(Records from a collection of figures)
** Start **

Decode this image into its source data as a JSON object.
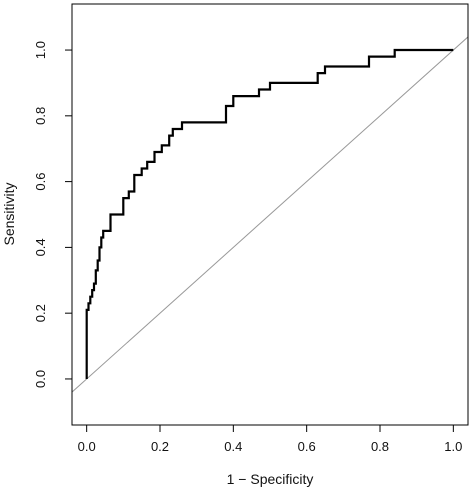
{
  "chart_data": {
    "type": "line",
    "title": "",
    "xlabel": "1 − Specificity",
    "ylabel": "Sensitivity",
    "xlim": [
      -0.04,
      1.04
    ],
    "ylim": [
      -0.14,
      1.14
    ],
    "x_ticks": [
      0.0,
      0.2,
      0.4,
      0.6,
      0.8,
      1.0
    ],
    "x_tick_labels": [
      "0.0",
      "0.2",
      "0.4",
      "0.6",
      "0.8",
      "1.0"
    ],
    "y_ticks": [
      0.0,
      0.2,
      0.4,
      0.6,
      0.8,
      1.0
    ],
    "y_tick_labels": [
      "0.0",
      "0.2",
      "0.4",
      "0.6",
      "0.8",
      "1.0"
    ],
    "grid": false,
    "legend": "none",
    "series": [
      {
        "style": "step",
        "color": "#000000",
        "x": [
          0.0,
          0.0,
          0.005,
          0.005,
          0.01,
          0.01,
          0.015,
          0.015,
          0.02,
          0.02,
          0.025,
          0.025,
          0.03,
          0.03,
          0.035,
          0.035,
          0.04,
          0.04,
          0.045,
          0.045,
          0.05,
          0.05,
          0.065,
          0.065,
          0.08,
          0.08,
          0.1,
          0.1,
          0.115,
          0.115,
          0.13,
          0.13,
          0.15,
          0.15,
          0.165,
          0.165,
          0.185,
          0.185,
          0.205,
          0.205,
          0.225,
          0.225,
          0.235,
          0.235,
          0.245,
          0.245,
          0.26,
          0.26,
          0.38,
          0.38,
          0.4,
          0.4,
          0.47,
          0.47,
          0.5,
          0.5,
          0.63,
          0.63,
          0.65,
          0.65,
          0.77,
          0.77,
          0.84,
          0.84,
          1.0
        ],
        "y": [
          0.0,
          0.21,
          0.21,
          0.23,
          0.23,
          0.25,
          0.25,
          0.27,
          0.27,
          0.29,
          0.29,
          0.33,
          0.33,
          0.36,
          0.36,
          0.4,
          0.4,
          0.43,
          0.43,
          0.45,
          0.45,
          0.45,
          0.45,
          0.5,
          0.5,
          0.5,
          0.5,
          0.55,
          0.55,
          0.57,
          0.57,
          0.62,
          0.62,
          0.64,
          0.64,
          0.66,
          0.66,
          0.69,
          0.69,
          0.71,
          0.71,
          0.74,
          0.74,
          0.76,
          0.76,
          0.76,
          0.76,
          0.78,
          0.78,
          0.83,
          0.83,
          0.86,
          0.86,
          0.88,
          0.88,
          0.9,
          0.9,
          0.93,
          0.93,
          0.95,
          0.95,
          0.98,
          0.98,
          1.0,
          1.0
        ]
      },
      {
        "style": "reference",
        "color": "#999999",
        "x": [
          -0.04,
          1.04
        ],
        "y": [
          -0.04,
          1.04
        ]
      }
    ]
  }
}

** End **

-- BRIEF --
Transcribe all of the entries word for word, but skip any pictures they contain.

-- WORKED ANSWER --
Decode this image into its source data as a JSON object.
{
  "chart_data": {
    "type": "line",
    "title": "",
    "xlabel": "1 − Specificity",
    "ylabel": "Sensitivity",
    "xlim": [
      -0.04,
      1.04
    ],
    "ylim": [
      -0.14,
      1.14
    ],
    "x_ticks": [
      0.0,
      0.2,
      0.4,
      0.6,
      0.8,
      1.0
    ],
    "x_tick_labels": [
      "0.0",
      "0.2",
      "0.4",
      "0.6",
      "0.8",
      "1.0"
    ],
    "y_ticks": [
      0.0,
      0.2,
      0.4,
      0.6,
      0.8,
      1.0
    ],
    "y_tick_labels": [
      "0.0",
      "0.2",
      "0.4",
      "0.6",
      "0.8",
      "1.0"
    ],
    "grid": false,
    "legend": "none",
    "series": [
      {
        "style": "step",
        "color": "#000000",
        "x": [
          0.0,
          0.0,
          0.005,
          0.005,
          0.01,
          0.01,
          0.015,
          0.015,
          0.02,
          0.02,
          0.025,
          0.025,
          0.03,
          0.03,
          0.035,
          0.035,
          0.04,
          0.04,
          0.045,
          0.045,
          0.05,
          0.05,
          0.065,
          0.065,
          0.08,
          0.08,
          0.1,
          0.1,
          0.115,
          0.115,
          0.13,
          0.13,
          0.15,
          0.15,
          0.165,
          0.165,
          0.185,
          0.185,
          0.205,
          0.205,
          0.225,
          0.225,
          0.235,
          0.235,
          0.245,
          0.245,
          0.26,
          0.26,
          0.38,
          0.38,
          0.4,
          0.4,
          0.47,
          0.47,
          0.5,
          0.5,
          0.63,
          0.63,
          0.65,
          0.65,
          0.77,
          0.77,
          0.84,
          0.84,
          1.0
        ],
        "y": [
          0.0,
          0.21,
          0.21,
          0.23,
          0.23,
          0.25,
          0.25,
          0.27,
          0.27,
          0.29,
          0.29,
          0.33,
          0.33,
          0.36,
          0.36,
          0.4,
          0.4,
          0.43,
          0.43,
          0.45,
          0.45,
          0.45,
          0.45,
          0.5,
          0.5,
          0.5,
          0.5,
          0.55,
          0.55,
          0.57,
          0.57,
          0.62,
          0.62,
          0.64,
          0.64,
          0.66,
          0.66,
          0.69,
          0.69,
          0.71,
          0.71,
          0.74,
          0.74,
          0.76,
          0.76,
          0.76,
          0.76,
          0.78,
          0.78,
          0.83,
          0.83,
          0.86,
          0.86,
          0.88,
          0.88,
          0.9,
          0.9,
          0.93,
          0.93,
          0.95,
          0.95,
          0.98,
          0.98,
          1.0,
          1.0
        ]
      },
      {
        "style": "reference",
        "color": "#999999",
        "x": [
          -0.04,
          1.04
        ],
        "y": [
          -0.04,
          1.04
        ]
      }
    ]
  }
}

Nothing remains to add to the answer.